• [WRITTEN PROBLEM]
Repeat each entry as written and leave the images out of the copy.

===== RECORDS SUPPLIED

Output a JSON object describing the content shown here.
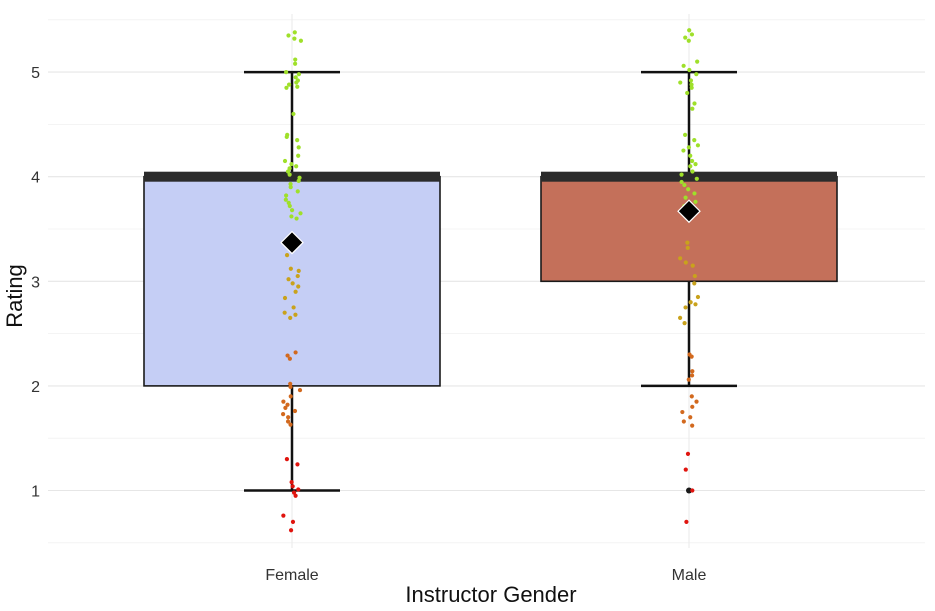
{
  "chart_data": {
    "type": "box",
    "title": "",
    "xlabel": "Instructor Gender",
    "ylabel": "Rating",
    "ylim": [
      0.55,
      5.5
    ],
    "yticks": [
      1,
      2,
      3,
      4,
      5
    ],
    "grid": true,
    "categories": [
      "Female",
      "Male"
    ],
    "boxes": [
      {
        "category": "Female",
        "fill": "#c5cef5",
        "whisker_low": 1,
        "q1": 2,
        "median": 4,
        "q3": 4,
        "whisker_high": 5,
        "mean": 3.37,
        "outliers": []
      },
      {
        "category": "Male",
        "fill": "#c4705a",
        "whisker_low": 2,
        "q1": 3,
        "median": 4,
        "q3": 4,
        "whisker_high": 5,
        "mean": 3.67,
        "outliers": [
          1
        ]
      }
    ],
    "jitter_color_scale": [
      {
        "from": 0.5,
        "to": 1.5,
        "color": "#e0140e"
      },
      {
        "from": 1.5,
        "to": 2.5,
        "color": "#d2691e"
      },
      {
        "from": 2.5,
        "to": 3.5,
        "color": "#c9a21c"
      },
      {
        "from": 3.5,
        "to": 6.0,
        "color": "#9fe02a"
      }
    ],
    "jitter_points": [
      {
        "category": "Female",
        "ratings": [
          5.38,
          5.35,
          5.32,
          5.3,
          5.12,
          5.08,
          5.0,
          4.98,
          4.95,
          4.92,
          4.9,
          4.88,
          4.86,
          4.85,
          4.6,
          4.4,
          4.38,
          4.35,
          4.28,
          4.2,
          4.15,
          4.12,
          4.1,
          4.08,
          4.05,
          4.02,
          3.99,
          3.96,
          3.93,
          3.9,
          3.86,
          3.82,
          3.78,
          3.75,
          3.72,
          3.68,
          3.65,
          3.62,
          3.6,
          3.25,
          3.12,
          3.1,
          3.05,
          3.02,
          2.98,
          2.95,
          2.9,
          2.84,
          2.75,
          2.7,
          2.68,
          2.65,
          2.32,
          2.29,
          2.26,
          2.02,
          1.99,
          1.96,
          1.9,
          1.85,
          1.82,
          1.79,
          1.76,
          1.73,
          1.7,
          1.66,
          1.63,
          1.3,
          1.25,
          1.08,
          1.04,
          1.01,
          0.98,
          0.95,
          0.76,
          0.7,
          0.62
        ]
      },
      {
        "category": "Male",
        "ratings": [
          5.4,
          5.36,
          5.33,
          5.3,
          5.1,
          5.06,
          5.02,
          4.98,
          4.92,
          4.9,
          4.88,
          4.85,
          4.8,
          4.7,
          4.65,
          4.4,
          4.35,
          4.3,
          4.28,
          4.25,
          4.2,
          4.15,
          4.12,
          4.1,
          4.05,
          4.02,
          3.98,
          3.95,
          3.92,
          3.88,
          3.84,
          3.8,
          3.76,
          3.72,
          3.68,
          3.37,
          3.32,
          3.22,
          3.18,
          3.15,
          3.05,
          2.98,
          2.85,
          2.8,
          2.78,
          2.75,
          2.65,
          2.6,
          2.3,
          2.28,
          2.14,
          2.1,
          2.06,
          1.9,
          1.85,
          1.8,
          1.75,
          1.7,
          1.66,
          1.62,
          1.35,
          1.2,
          1.0,
          0.7
        ]
      }
    ]
  }
}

==========

• [RESPONSE]
Output a JSON object describing the content shown here.
{
  "chart_data": {
    "type": "box",
    "title": "",
    "xlabel": "Instructor Gender",
    "ylabel": "Rating",
    "ylim": [
      0.55,
      5.5
    ],
    "yticks": [
      1,
      2,
      3,
      4,
      5
    ],
    "grid": true,
    "categories": [
      "Female",
      "Male"
    ],
    "boxes": [
      {
        "category": "Female",
        "fill": "#c5cef5",
        "whisker_low": 1,
        "q1": 2,
        "median": 4,
        "q3": 4,
        "whisker_high": 5,
        "mean": 3.37,
        "outliers": []
      },
      {
        "category": "Male",
        "fill": "#c4705a",
        "whisker_low": 2,
        "q1": 3,
        "median": 4,
        "q3": 4,
        "whisker_high": 5,
        "mean": 3.67,
        "outliers": [
          1
        ]
      }
    ],
    "jitter_color_scale": [
      {
        "from": 0.5,
        "to": 1.5,
        "color": "#e0140e"
      },
      {
        "from": 1.5,
        "to": 2.5,
        "color": "#d2691e"
      },
      {
        "from": 2.5,
        "to": 3.5,
        "color": "#c9a21c"
      },
      {
        "from": 3.5,
        "to": 6.0,
        "color": "#9fe02a"
      }
    ],
    "jitter_points": [
      {
        "category": "Female",
        "ratings": [
          5.38,
          5.35,
          5.32,
          5.3,
          5.12,
          5.08,
          5.0,
          4.98,
          4.95,
          4.92,
          4.9,
          4.88,
          4.86,
          4.85,
          4.6,
          4.4,
          4.38,
          4.35,
          4.28,
          4.2,
          4.15,
          4.12,
          4.1,
          4.08,
          4.05,
          4.02,
          3.99,
          3.96,
          3.93,
          3.9,
          3.86,
          3.82,
          3.78,
          3.75,
          3.72,
          3.68,
          3.65,
          3.62,
          3.6,
          3.25,
          3.12,
          3.1,
          3.05,
          3.02,
          2.98,
          2.95,
          2.9,
          2.84,
          2.75,
          2.7,
          2.68,
          2.65,
          2.32,
          2.29,
          2.26,
          2.02,
          1.99,
          1.96,
          1.9,
          1.85,
          1.82,
          1.79,
          1.76,
          1.73,
          1.7,
          1.66,
          1.63,
          1.3,
          1.25,
          1.08,
          1.04,
          1.01,
          0.98,
          0.95,
          0.76,
          0.7,
          0.62
        ]
      },
      {
        "category": "Male",
        "ratings": [
          5.4,
          5.36,
          5.33,
          5.3,
          5.1,
          5.06,
          5.02,
          4.98,
          4.92,
          4.9,
          4.88,
          4.85,
          4.8,
          4.7,
          4.65,
          4.4,
          4.35,
          4.3,
          4.28,
          4.25,
          4.2,
          4.15,
          4.12,
          4.1,
          4.05,
          4.02,
          3.98,
          3.95,
          3.92,
          3.88,
          3.84,
          3.8,
          3.76,
          3.72,
          3.68,
          3.37,
          3.32,
          3.22,
          3.18,
          3.15,
          3.05,
          2.98,
          2.85,
          2.8,
          2.78,
          2.75,
          2.65,
          2.6,
          2.3,
          2.28,
          2.14,
          2.1,
          2.06,
          1.9,
          1.85,
          1.8,
          1.75,
          1.7,
          1.66,
          1.62,
          1.35,
          1.2,
          1.0,
          0.7
        ]
      }
    ]
  }
}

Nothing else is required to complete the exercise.